What you need to do =
From the line containing "Give me the" down to the final line of the entries below, quote every line verbatim. Exclude pictures.

Data entries for graphics
-=-=-

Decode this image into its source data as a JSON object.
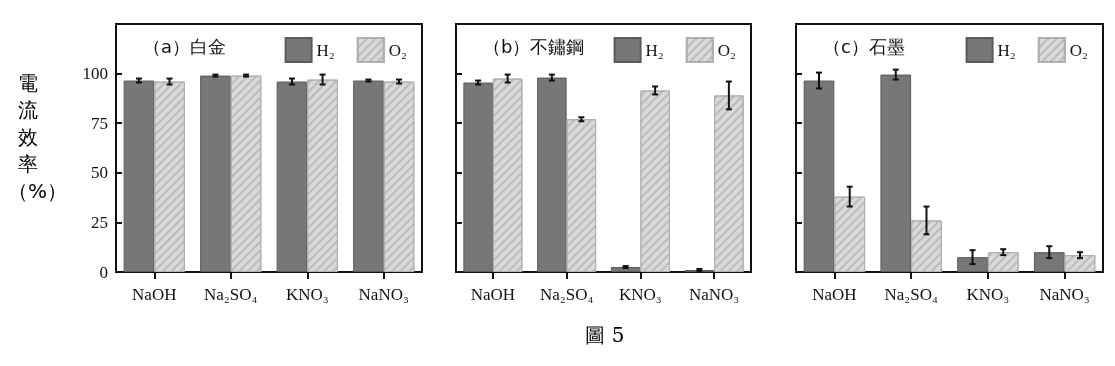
{
  "chart_data": [
    {
      "type": "bar",
      "title": "（a）白金",
      "ylabel": "電流效率（%）",
      "categories": [
        "NaOH",
        "Na₂SO₄",
        "KNO₃",
        "NaNO₃"
      ],
      "series": [
        {
          "name": "H₂",
          "color": "#777777",
          "values": [
            96.5,
            99,
            96,
            96.5
          ],
          "errors": [
            1,
            0.5,
            1.5,
            0.5
          ]
        },
        {
          "name": "O₂",
          "color": "#d9d9d9",
          "values": [
            96,
            99,
            97,
            96
          ],
          "errors": [
            1.5,
            0.5,
            2.5,
            1
          ]
        }
      ],
      "ylim": [
        0,
        125
      ],
      "yticks": [
        0,
        25,
        50,
        75,
        100
      ],
      "legend": "top right",
      "grid": false
    },
    {
      "type": "bar",
      "title": "（b）不鏽鋼",
      "categories": [
        "NaOH",
        "Na₂SO₄",
        "KNO₃",
        "NaNO₃"
      ],
      "series": [
        {
          "name": "H₂",
          "color": "#777777",
          "values": [
            95.5,
            98,
            2.5,
            1
          ],
          "errors": [
            1,
            1.5,
            0.5,
            0.5
          ]
        },
        {
          "name": "O₂",
          "color": "#d9d9d9",
          "values": [
            97.5,
            77,
            91.5,
            89
          ],
          "errors": [
            2,
            1,
            2,
            7
          ]
        }
      ],
      "ylim": [
        0,
        125
      ],
      "yticks": [
        {
          "value": 0,
          "label": null
        },
        {
          "value": 25,
          "label": null
        },
        {
          "value": 50,
          "label": null
        },
        {
          "value": 75,
          "label": null
        },
        {
          "value": 100,
          "label": null
        }
      ],
      "tick_labels": "x",
      "legend": "top right",
      "grid": false,
      "annotations": [
        "圖 5"
      ]
    },
    {
      "type": "bar",
      "title": "（c）石墨",
      "categories": [
        "NaOH",
        "Na₂SO₄",
        "KNO₃",
        "NaNO₃"
      ],
      "series": [
        {
          "name": "H₂",
          "color": "#777777",
          "values": [
            96.5,
            99.5,
            7.5,
            10
          ],
          "errors": [
            4,
            2.5,
            3.5,
            3
          ]
        },
        {
          "name": "O₂",
          "color": "#d9d9d9",
          "values": [
            38,
            26,
            10,
            8.5
          ],
          "errors": [
            5,
            7,
            1.5,
            1.5
          ]
        }
      ],
      "ylim": [
        0,
        125
      ],
      "yticks": [
        {
          "value": 0,
          "label": null
        },
        {
          "value": 25,
          "label": null
        },
        {
          "value": 50,
          "label": null
        },
        {
          "value": 75,
          "label": null
        },
        {
          "value": 100,
          "label": null
        }
      ],
      "tick_labels": "x",
      "legend": "top right",
      "grid": false
    }
  ]
}
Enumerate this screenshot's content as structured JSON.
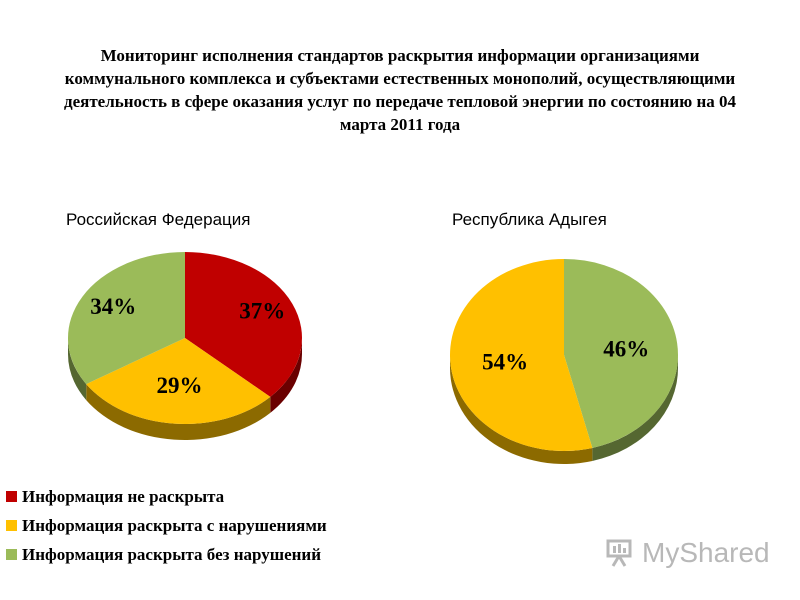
{
  "header": {
    "title": "Мониторинг исполнения стандартов раскрытия информации организациями коммунального комплекса и субъектами естественных монополий, осуществляющими деятельность в сфере оказания услуг по передаче тепловой энергии по состоянию на 04 марта 2011 года"
  },
  "legend": {
    "items": [
      {
        "label": "Информация не раскрыта",
        "color": "#c00000"
      },
      {
        "label": "Информация раскрыта с нарушениями",
        "color": "#ffc000"
      },
      {
        "label": "Информация раскрыта без нарушений",
        "color": "#9bbb59"
      }
    ]
  },
  "chart_data": [
    {
      "type": "pie",
      "title": "Российская Федерация",
      "categories": [
        "Информация не раскрыта",
        "Информация раскрыта с нарушениями",
        "Информация раскрыта без нарушений"
      ],
      "values": [
        37,
        29,
        34
      ],
      "labels": [
        "37%",
        "29%",
        "34%"
      ],
      "colors": [
        "#c00000",
        "#ffc000",
        "#9bbb59"
      ]
    },
    {
      "type": "pie",
      "title": "Республика Адыгея",
      "categories": [
        "Информация раскрыта без нарушений",
        "Информация раскрыта с нарушениями"
      ],
      "values": [
        46,
        54
      ],
      "labels": [
        "46%",
        "54%"
      ],
      "colors": [
        "#9bbb59",
        "#ffc000"
      ]
    }
  ],
  "watermark": {
    "text": "MyShared",
    "icon": "presentation-board-icon"
  }
}
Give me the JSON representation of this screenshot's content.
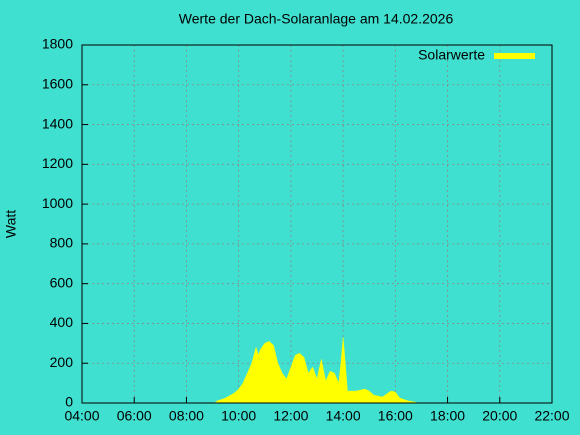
{
  "chart_data": {
    "type": "area",
    "title": "Werte der Dach-Solaranlage am 14.02.2026",
    "ylabel": "Watt",
    "x": [
      "09:05",
      "09:10",
      "09:30",
      "09:50",
      "10:00",
      "10:10",
      "10:20",
      "10:30",
      "10:40",
      "10:45",
      "10:50",
      "11:00",
      "11:10",
      "11:20",
      "11:30",
      "11:40",
      "11:50",
      "12:00",
      "12:10",
      "12:20",
      "12:30",
      "12:40",
      "12:50",
      "13:00",
      "13:10",
      "13:20",
      "13:30",
      "13:40",
      "13:50",
      "13:55",
      "14:00",
      "14:05",
      "14:10",
      "14:30",
      "14:50",
      "15:00",
      "15:10",
      "15:30",
      "15:50",
      "16:00",
      "16:10",
      "16:30",
      "16:45",
      "16:50"
    ],
    "series": [
      {
        "name": "Solarwerte",
        "color": "#ffff00",
        "values": [
          0,
          10,
          25,
          50,
          70,
          100,
          150,
          200,
          280,
          240,
          270,
          300,
          310,
          290,
          200,
          150,
          120,
          180,
          240,
          250,
          230,
          150,
          180,
          120,
          220,
          110,
          160,
          150,
          100,
          200,
          330,
          200,
          60,
          60,
          70,
          60,
          40,
          30,
          60,
          55,
          25,
          10,
          5,
          0
        ]
      }
    ],
    "xlim": [
      "04:00",
      "22:00"
    ],
    "xticks": [
      "04:00",
      "06:00",
      "08:00",
      "10:00",
      "12:00",
      "14:00",
      "16:00",
      "18:00",
      "20:00",
      "22:00"
    ],
    "ylim": [
      0,
      1800
    ],
    "yticks": [
      0,
      200,
      400,
      600,
      800,
      1000,
      1200,
      1400,
      1600,
      1800
    ],
    "grid": true,
    "legend": "top-right"
  }
}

-=-=-

Answer in full =
Give me the JSON representation of this screenshot's content.
{
  "chart_data": {
    "type": "area",
    "title": "Werte der Dach-Solaranlage am 14.02.2026",
    "ylabel": "Watt",
    "x": [
      "09:05",
      "09:10",
      "09:30",
      "09:50",
      "10:00",
      "10:10",
      "10:20",
      "10:30",
      "10:40",
      "10:45",
      "10:50",
      "11:00",
      "11:10",
      "11:20",
      "11:30",
      "11:40",
      "11:50",
      "12:00",
      "12:10",
      "12:20",
      "12:30",
      "12:40",
      "12:50",
      "13:00",
      "13:10",
      "13:20",
      "13:30",
      "13:40",
      "13:50",
      "13:55",
      "14:00",
      "14:05",
      "14:10",
      "14:30",
      "14:50",
      "15:00",
      "15:10",
      "15:30",
      "15:50",
      "16:00",
      "16:10",
      "16:30",
      "16:45",
      "16:50"
    ],
    "series": [
      {
        "name": "Solarwerte",
        "color": "#ffff00",
        "values": [
          0,
          10,
          25,
          50,
          70,
          100,
          150,
          200,
          280,
          240,
          270,
          300,
          310,
          290,
          200,
          150,
          120,
          180,
          240,
          250,
          230,
          150,
          180,
          120,
          220,
          110,
          160,
          150,
          100,
          200,
          330,
          200,
          60,
          60,
          70,
          60,
          40,
          30,
          60,
          55,
          25,
          10,
          5,
          0
        ]
      }
    ],
    "xlim": [
      "04:00",
      "22:00"
    ],
    "xticks": [
      "04:00",
      "06:00",
      "08:00",
      "10:00",
      "12:00",
      "14:00",
      "16:00",
      "18:00",
      "20:00",
      "22:00"
    ],
    "ylim": [
      0,
      1800
    ],
    "yticks": [
      0,
      200,
      400,
      600,
      800,
      1000,
      1200,
      1400,
      1600,
      1800
    ],
    "grid": true,
    "legend": "top-right"
  }
}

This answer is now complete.